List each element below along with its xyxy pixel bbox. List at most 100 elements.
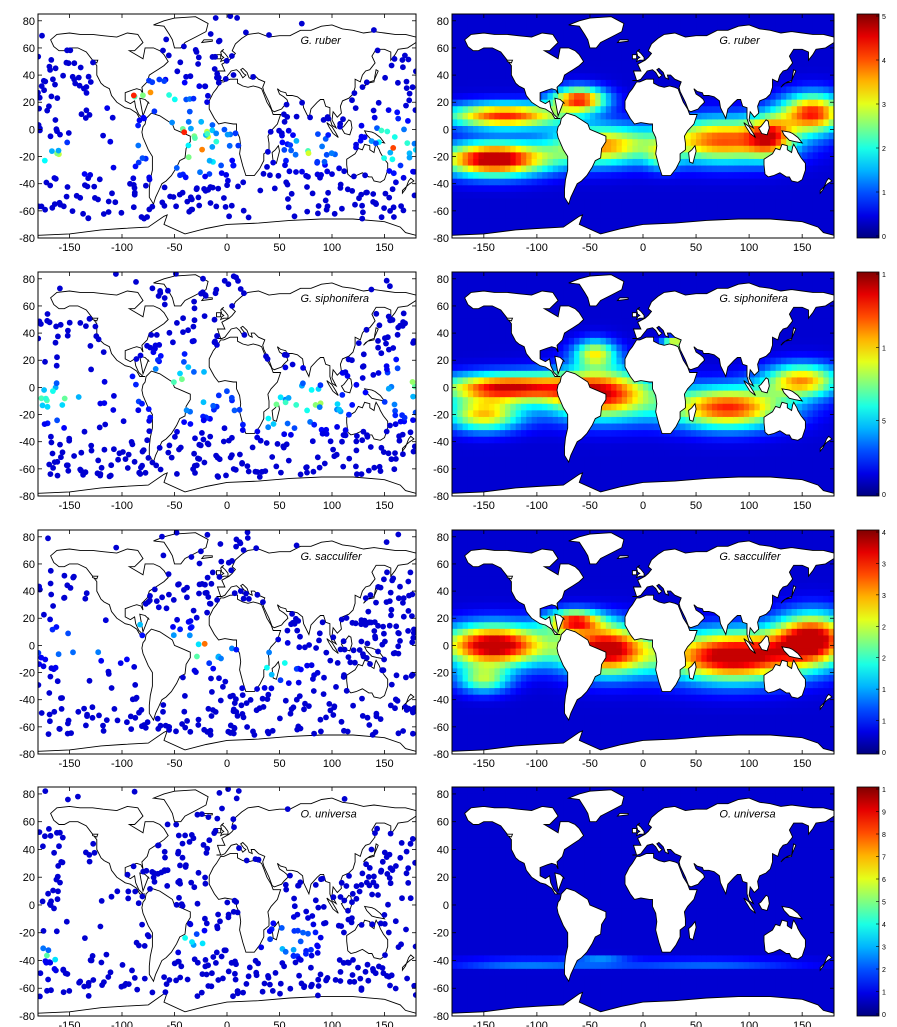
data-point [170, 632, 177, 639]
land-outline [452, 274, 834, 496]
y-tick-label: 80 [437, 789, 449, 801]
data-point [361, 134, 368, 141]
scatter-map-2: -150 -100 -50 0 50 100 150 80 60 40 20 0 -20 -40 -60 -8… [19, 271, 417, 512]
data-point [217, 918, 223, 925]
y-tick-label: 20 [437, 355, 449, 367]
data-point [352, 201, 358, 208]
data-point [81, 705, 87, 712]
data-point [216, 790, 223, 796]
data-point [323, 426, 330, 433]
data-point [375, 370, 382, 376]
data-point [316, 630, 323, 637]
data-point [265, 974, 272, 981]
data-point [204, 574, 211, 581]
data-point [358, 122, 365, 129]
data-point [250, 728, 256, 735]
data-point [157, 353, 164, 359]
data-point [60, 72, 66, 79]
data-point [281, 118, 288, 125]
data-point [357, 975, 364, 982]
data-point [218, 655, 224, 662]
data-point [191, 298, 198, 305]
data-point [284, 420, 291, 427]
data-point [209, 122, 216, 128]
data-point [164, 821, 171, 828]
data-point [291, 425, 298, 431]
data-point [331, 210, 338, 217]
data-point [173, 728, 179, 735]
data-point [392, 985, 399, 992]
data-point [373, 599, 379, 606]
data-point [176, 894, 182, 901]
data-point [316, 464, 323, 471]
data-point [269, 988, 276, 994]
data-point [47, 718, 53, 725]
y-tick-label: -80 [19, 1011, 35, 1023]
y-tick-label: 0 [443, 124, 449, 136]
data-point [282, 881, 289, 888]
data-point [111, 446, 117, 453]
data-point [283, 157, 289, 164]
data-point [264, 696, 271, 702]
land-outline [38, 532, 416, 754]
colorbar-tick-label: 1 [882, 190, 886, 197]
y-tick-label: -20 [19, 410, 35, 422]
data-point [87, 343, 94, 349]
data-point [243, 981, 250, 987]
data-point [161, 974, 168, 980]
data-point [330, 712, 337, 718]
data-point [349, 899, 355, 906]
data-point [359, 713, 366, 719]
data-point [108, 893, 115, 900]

◆ TASK BRIEF ◆
Rewrite all of the rows above, replacing "land-outline" with "coastline" wherever it occurs and changing nothing else. Leave out the picture.

◆ RESPONSE TO THIS EXERCISE ◆
List each element below along with its xyxy pixel bbox. List at most 100 elements.
data-point [170, 632, 177, 639]
coastline [452, 274, 834, 496]
y-tick-label: 80 [437, 789, 449, 801]
data-point [361, 134, 368, 141]
scatter-map-2: -150 -100 -50 0 50 100 150 80 60 40 20 0 -20 -40 -60 -8… [19, 271, 417, 512]
data-point [217, 918, 223, 925]
y-tick-label: 20 [437, 355, 449, 367]
data-point [352, 201, 358, 208]
data-point [81, 705, 87, 712]
data-point [216, 790, 223, 796]
data-point [323, 426, 330, 433]
data-point [375, 370, 382, 376]
data-point [316, 630, 323, 637]
data-point [265, 974, 272, 981]
data-point [204, 574, 211, 581]
data-point [358, 122, 365, 129]
data-point [250, 728, 256, 735]
data-point [157, 353, 164, 359]
data-point [60, 72, 66, 79]
data-point [281, 118, 288, 125]
data-point [357, 975, 364, 982]
data-point [218, 655, 224, 662]
data-point [191, 298, 198, 305]
data-point [284, 420, 291, 427]
data-point [209, 122, 216, 128]
data-point [164, 821, 171, 828]
data-point [291, 425, 298, 431]
data-point [331, 210, 338, 217]
data-point [173, 728, 179, 735]
data-point [392, 985, 399, 992]
data-point [373, 599, 379, 606]
data-point [176, 894, 182, 901]
data-point [316, 464, 323, 471]
data-point [269, 988, 276, 994]
data-point [47, 718, 53, 725]
y-tick-label: -80 [19, 1011, 35, 1023]
y-tick-label: 0 [443, 124, 449, 136]
data-point [282, 881, 289, 888]
data-point [111, 446, 117, 453]
data-point [283, 157, 289, 164]
data-point [264, 696, 271, 702]
coastline [38, 532, 416, 754]
colorbar-tick-label: 1 [882, 190, 886, 197]
y-tick-label: -20 [19, 410, 35, 422]
data-point [87, 343, 94, 349]
data-point [243, 981, 250, 987]
data-point [161, 974, 168, 980]
data-point [330, 712, 337, 718]
data-point [349, 899, 355, 906]
data-point [359, 713, 366, 719]
data-point [108, 893, 115, 900]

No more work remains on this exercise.